▶ [TO BE DONE]
Copy every entry exactly as given, minus the images.

▶ [INPUT RECORDS]

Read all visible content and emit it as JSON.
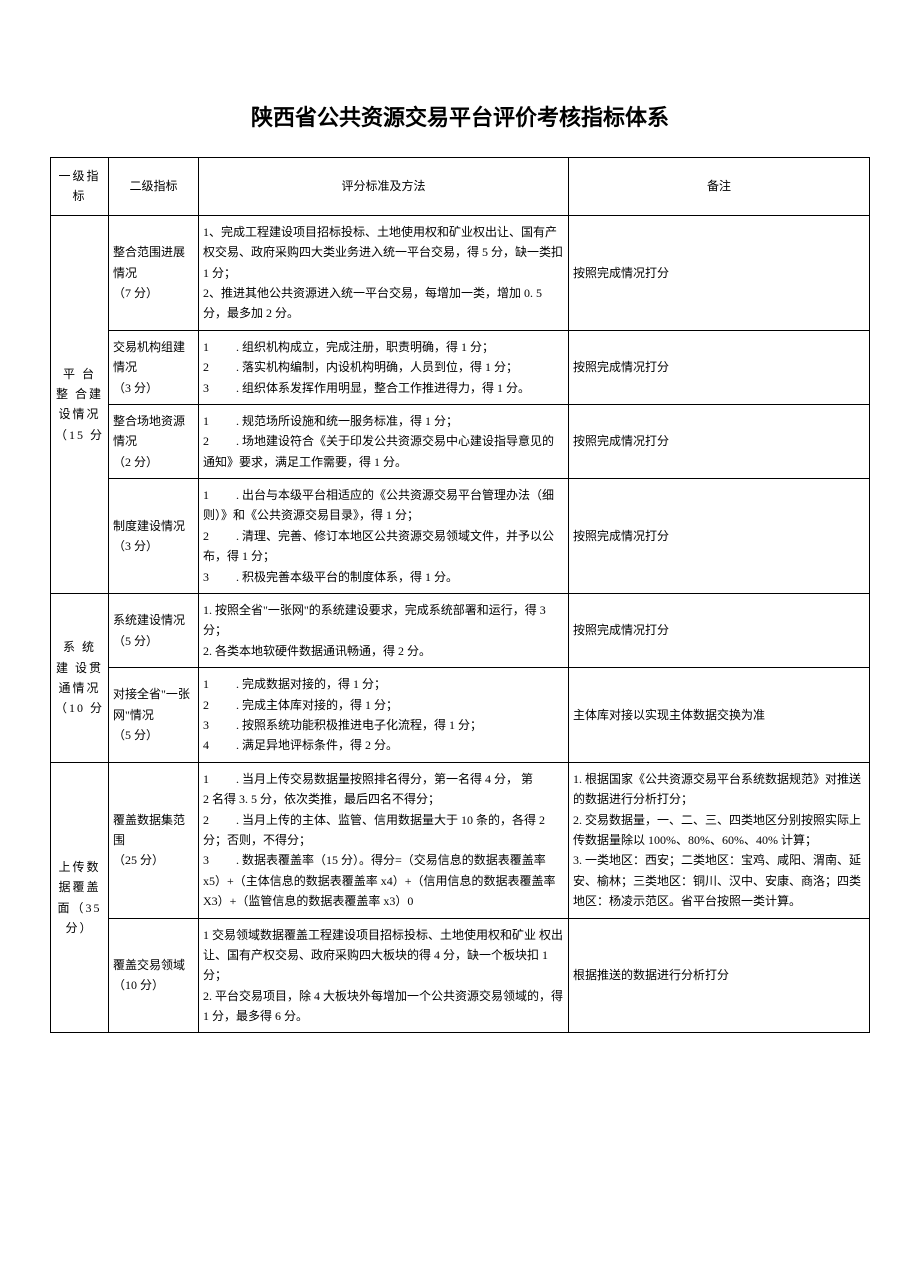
{
  "title": "陕西省公共资源交易平台评价考核指标体系",
  "headers": {
    "level1": "一级指标",
    "level2": "二级指标",
    "criteria": "评分标准及方法",
    "notes": "备注"
  },
  "sections": [
    {
      "level1": "平 台 整 合建设情况\n（15 分",
      "rows": [
        {
          "level2": "整合范围进展情况\n（7 分）",
          "criteria": "1、完成工程建设项目招标投标、土地使用权和矿业权出让、国有产权交易、政府采购四大类业务进入统一平台交易，得 5 分，缺一类扣 1 分；\n2、推进其他公共资源进入统一平台交易，每增加一类，增加 0. 5 分，最多加 2 分。",
          "notes": "按照完成情况打分"
        },
        {
          "level2": "交易机构组建情况\n（3 分）",
          "criteria": "1         . 组织机构成立，完成注册，职责明确，得 1 分；\n2         . 落实机构编制，内设机构明确，人员到位，得 1 分；\n3         . 组织体系发挥作用明显，整合工作推进得力，得 1 分。",
          "notes": "按照完成情况打分"
        },
        {
          "level2": "整合场地资源情况\n（2 分）",
          "criteria": "1         . 规范场所设施和统一服务标准，得 1 分；\n2         . 场地建设符合《关于印发公共资源交易中心建设指导意见的通知》要求，满足工作需要，得 1 分。",
          "notes": "按照完成情况打分"
        },
        {
          "level2": "制度建设情况\n（3 分）",
          "criteria": "1         . 出台与本级平台相适应的《公共资源交易平台管理办法（细则）》和《公共资源交易目录》，得 1 分；\n2         . 清理、完善、修订本地区公共资源交易领域文件，并予以公布，得 1 分；\n3         . 积极完善本级平台的制度体系，得 1 分。",
          "notes": "按照完成情况打分"
        }
      ]
    },
    {
      "level1": "系 统 建 设贯通情况\n（10 分",
      "rows": [
        {
          "level2": "系统建设情况\n（5 分）",
          "criteria": "1. 按照全省\"一张网\"的系统建设要求，完成系统部署和运行，得 3 分；\n2. 各类本地软硬件数据通讯畅通，得 2 分。",
          "notes": "按照完成情况打分"
        },
        {
          "level2": "对接全省\"一张网\"情况\n（5 分）",
          "criteria": "1         . 完成数据对接的，得 1 分；\n2         . 完成主体库对接的，得 1 分；\n3         . 按照系统功能积极推进电子化流程，得 1 分；\n4         . 满足异地评标条件，得 2 分。",
          "notes": "主体库对接以实现主体数据交换为准"
        }
      ]
    },
    {
      "level1": "上传数据覆盖面（35 分）",
      "rows": [
        {
          "level2": "覆盖数据集范围\n（25 分）",
          "criteria": "1         . 当月上传交易数据量按照排名得分，第一名得 4 分， 第\n2 名得 3. 5 分，依次类推，最后四名不得分；\n2         . 当月上传的主体、监管、信用数据量大于 10 条的，各得 2 分；否则，不得分；\n3         . 数据表覆盖率（15 分）。得分=（交易信息的数据表覆盖率 x5）+（主体信息的数据表覆盖率 x4）+（信用信息的数据表覆盖率 X3）+（监管信息的数据表覆盖率 x3）0",
          "notes": "1. 根据国家《公共资源交易平台系统数据规范》对推送的数据进行分析打分；\n2. 交易数据量，一、二、三、四类地区分别按照实际上传数据量除以 100%、80%、60%、40% 计算；\n3. 一类地区：西安；二类地区：宝鸡、咸阳、渭南、延安、榆林；三类地区：铜川、汉中、安康、商洛；四类地区：杨凌示范区。省平台按照一类计算。"
        },
        {
          "level2": "覆盖交易领域\n（10 分）",
          "criteria": "1 交易领域数据覆盖工程建设项目招标投标、土地使用权和矿业 权出让、国有产权交易、政府采购四大板块的得 4 分，缺一个板块扣 1 分；\n2. 平台交易项目，除 4 大板块外每增加一个公共资源交易领域的，得 1 分，最多得 6 分。",
          "notes": "根据推送的数据进行分析打分"
        }
      ]
    }
  ]
}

▶ [TASK RESPONSE]
Read all visible content and emit it as JSON.
{
  "title": "陕西省公共资源交易平台评价考核指标体系",
  "headers": {
    "level1": "一级指标",
    "level2": "二级指标",
    "criteria": "评分标准及方法",
    "notes": "备注"
  },
  "sections": [
    {
      "level1": "平 台 整 合建设情况\n（15 分",
      "rows": [
        {
          "level2": "整合范围进展情况\n（7 分）",
          "criteria": "1、完成工程建设项目招标投标、土地使用权和矿业权出让、国有产权交易、政府采购四大类业务进入统一平台交易，得 5 分，缺一类扣 1 分；\n2、推进其他公共资源进入统一平台交易，每增加一类，增加 0. 5 分，最多加 2 分。",
          "notes": "按照完成情况打分"
        },
        {
          "level2": "交易机构组建情况\n（3 分）",
          "criteria": "1         . 组织机构成立，完成注册，职责明确，得 1 分；\n2         . 落实机构编制，内设机构明确，人员到位，得 1 分；\n3         . 组织体系发挥作用明显，整合工作推进得力，得 1 分。",
          "notes": "按照完成情况打分"
        },
        {
          "level2": "整合场地资源情况\n（2 分）",
          "criteria": "1         . 规范场所设施和统一服务标准，得 1 分；\n2         . 场地建设符合《关于印发公共资源交易中心建设指导意见的通知》要求，满足工作需要，得 1 分。",
          "notes": "按照完成情况打分"
        },
        {
          "level2": "制度建设情况\n（3 分）",
          "criteria": "1         . 出台与本级平台相适应的《公共资源交易平台管理办法（细则）》和《公共资源交易目录》，得 1 分；\n2         . 清理、完善、修订本地区公共资源交易领域文件，并予以公布，得 1 分；\n3         . 积极完善本级平台的制度体系，得 1 分。",
          "notes": "按照完成情况打分"
        }
      ]
    },
    {
      "level1": "系 统 建 设贯通情况\n（10 分",
      "rows": [
        {
          "level2": "系统建设情况\n（5 分）",
          "criteria": "1. 按照全省\"一张网\"的系统建设要求，完成系统部署和运行，得 3 分；\n2. 各类本地软硬件数据通讯畅通，得 2 分。",
          "notes": "按照完成情况打分"
        },
        {
          "level2": "对接全省\"一张网\"情况\n（5 分）",
          "criteria": "1         . 完成数据对接的，得 1 分；\n2         . 完成主体库对接的，得 1 分；\n3         . 按照系统功能积极推进电子化流程，得 1 分；\n4         . 满足异地评标条件，得 2 分。",
          "notes": "主体库对接以实现主体数据交换为准"
        }
      ]
    },
    {
      "level1": "上传数据覆盖面（35 分）",
      "rows": [
        {
          "level2": "覆盖数据集范围\n（25 分）",
          "criteria": "1         . 当月上传交易数据量按照排名得分，第一名得 4 分， 第\n2 名得 3. 5 分，依次类推，最后四名不得分；\n2         . 当月上传的主体、监管、信用数据量大于 10 条的，各得 2 分；否则，不得分；\n3         . 数据表覆盖率（15 分）。得分=（交易信息的数据表覆盖率 x5）+（主体信息的数据表覆盖率 x4）+（信用信息的数据表覆盖率 X3）+（监管信息的数据表覆盖率 x3）0",
          "notes": "1. 根据国家《公共资源交易平台系统数据规范》对推送的数据进行分析打分；\n2. 交易数据量，一、二、三、四类地区分别按照实际上传数据量除以 100%、80%、60%、40% 计算；\n3. 一类地区：西安；二类地区：宝鸡、咸阳、渭南、延安、榆林；三类地区：铜川、汉中、安康、商洛；四类地区：杨凌示范区。省平台按照一类计算。"
        },
        {
          "level2": "覆盖交易领域\n（10 分）",
          "criteria": "1 交易领域数据覆盖工程建设项目招标投标、土地使用权和矿业 权出让、国有产权交易、政府采购四大板块的得 4 分，缺一个板块扣 1 分；\n2. 平台交易项目，除 4 大板块外每增加一个公共资源交易领域的，得 1 分，最多得 6 分。",
          "notes": "根据推送的数据进行分析打分"
        }
      ]
    }
  ]
}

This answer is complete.